» Given request 1
According to the book review, in what year and city was Samuel Pisar born?

Of Terror & Trade

Of Blood and Hope.
by Samuel Pisar.
Little, Brown. 311 pp. $12.95.

Samuel Pisar is an international lawyer best known for his tireless advocacy of trade between the Soviet Union and the West. Only by increasing the volume of such trade, he argues, will the Soviet Union be induced to modify its behavior, and become an acceptable member of the community of nations. A survivor of two years under Communist rule in Poland, and four years under the Nazis, Pisar claims to have no illusions about the nature of totalitarianism, or Soviet intentions. If he advocates détente, it is not, he insists, out of wishful thinking, but rather because in his view it is the only alternative to a nuclear war that would annihilate civilization. So strong are his feelings that Pisar has now written an autobiography in which he draws upon his Holocaust experiences to underline this point. Gripping though it is as a document of personal survival, the memoir is somewhat less convincing as a foreign-policy brief.

Pisar was born in 1929 in Bialystok, a middle-sized Polish city with a flourishing Jewish community. In 1939, the vibrant Jewish life of that city came to an end as World War II broke out and Bialystok, by the terms of the Hitler-Stalin pact, fell to the Russians. In the two years that followed, young Samuel received a steady dose of Stalinist indoctrination at school, and was at first impressed by the seeming dynamism of the new Soviet society. Then in 1941, Hitler’s army attacked; and the swift collapse of Soviet defenses as well as the speed with which formerly loyal Communists changed their allegiance revealed the crumbling structure behind the ideological façade. For the Jews of Poland it was the end; fewer than 2,000 of the 50,000 Jews of Bialystok were to survive the war.

» Given request 2
Retype every line of the illustration component entries below without changing anything, and omit the pictures.

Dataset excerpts
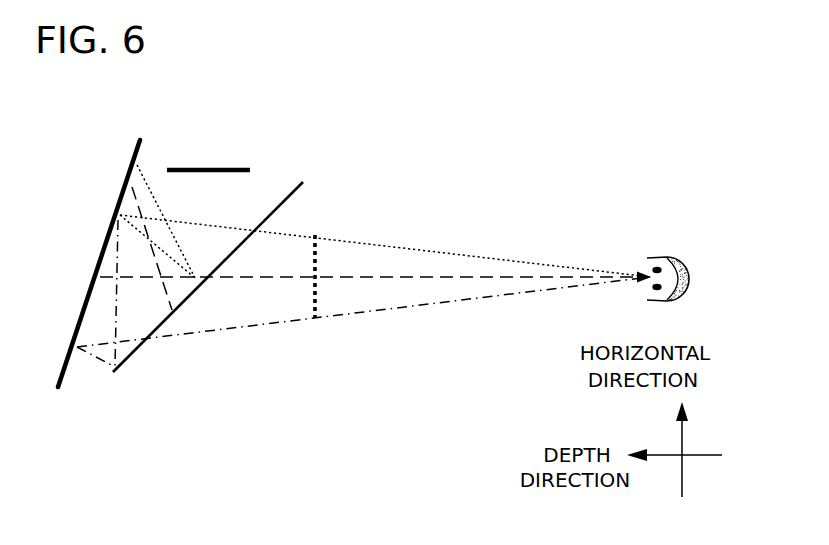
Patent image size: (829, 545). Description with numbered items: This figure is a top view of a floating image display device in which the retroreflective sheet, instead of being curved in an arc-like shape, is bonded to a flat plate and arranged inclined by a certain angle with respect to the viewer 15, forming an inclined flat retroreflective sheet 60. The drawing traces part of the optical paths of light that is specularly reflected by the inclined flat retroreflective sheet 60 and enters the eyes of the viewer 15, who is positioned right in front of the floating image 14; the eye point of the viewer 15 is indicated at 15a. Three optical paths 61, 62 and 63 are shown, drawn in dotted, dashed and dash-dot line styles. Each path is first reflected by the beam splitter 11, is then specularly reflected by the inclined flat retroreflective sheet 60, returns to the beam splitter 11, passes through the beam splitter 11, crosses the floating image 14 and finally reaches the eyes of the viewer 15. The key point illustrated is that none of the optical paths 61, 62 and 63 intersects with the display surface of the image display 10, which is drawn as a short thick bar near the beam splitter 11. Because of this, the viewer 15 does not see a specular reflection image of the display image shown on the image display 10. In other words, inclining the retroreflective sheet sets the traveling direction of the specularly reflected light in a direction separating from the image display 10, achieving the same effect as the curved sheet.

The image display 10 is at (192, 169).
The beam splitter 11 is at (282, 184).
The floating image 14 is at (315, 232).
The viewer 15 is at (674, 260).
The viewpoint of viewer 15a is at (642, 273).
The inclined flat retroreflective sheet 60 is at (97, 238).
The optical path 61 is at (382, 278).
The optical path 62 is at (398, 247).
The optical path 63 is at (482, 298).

» Task response 1
He was born in 1929 in Bialystok, Poland.

» Task response 2
Patent image size: (829, 545). Description with numbered items: This figure is a top view of a floating image display device in which the retroreflective sheet, instead of being curved in an arc-like shape, is bonded to a flat plate and arranged inclined by a certain angle with respect to the viewer 15, forming an inclined flat retroreflective sheet 60. The drawing traces part of the optical paths of light that is specularly reflected by the inclined flat retroreflective sheet 60 and enters the eyes of the viewer 15, who is positioned right in front of the floating image 14; the eye point of the viewer 15 is indicated at 15a. Three optical paths 61, 62 and 63 are shown, drawn in dotted, dashed and dash-dot line styles. Each path is first reflected by the beam splitter 11, is then specularly reflected by the inclined flat retroreflective sheet 60, returns to the beam splitter 11, passes through the beam splitter 11, crosses the floating image 14 and finally reaches the eyes of the viewer 15. The key point illustrated is that none of the optical paths 61, 62 and 63 intersects with the display surface of the image display 10, which is drawn as a short thick bar near the beam splitter 11. Because of this, the viewer 15 does not see a specular reflection image of the display image shown on the image display 10. In other words, inclining the retroreflective sheet sets the traveling direction of the specularly reflected light in a direction separating from the image display 10, achieving the same effect as the curved sheet.

The image display 10 is at (192, 169).
The beam splitter 11 is at (282, 184).
The floating image 14 is at (315, 232).
The viewer 15 is at (674, 260).
The viewpoint of viewer 15a is at (642, 273).
The inclined flat retroreflective sheet 60 is at (97, 238).
The optical path 61 is at (382, 278).
The optical path 62 is at (398, 247).
The optical path 63 is at (482, 298).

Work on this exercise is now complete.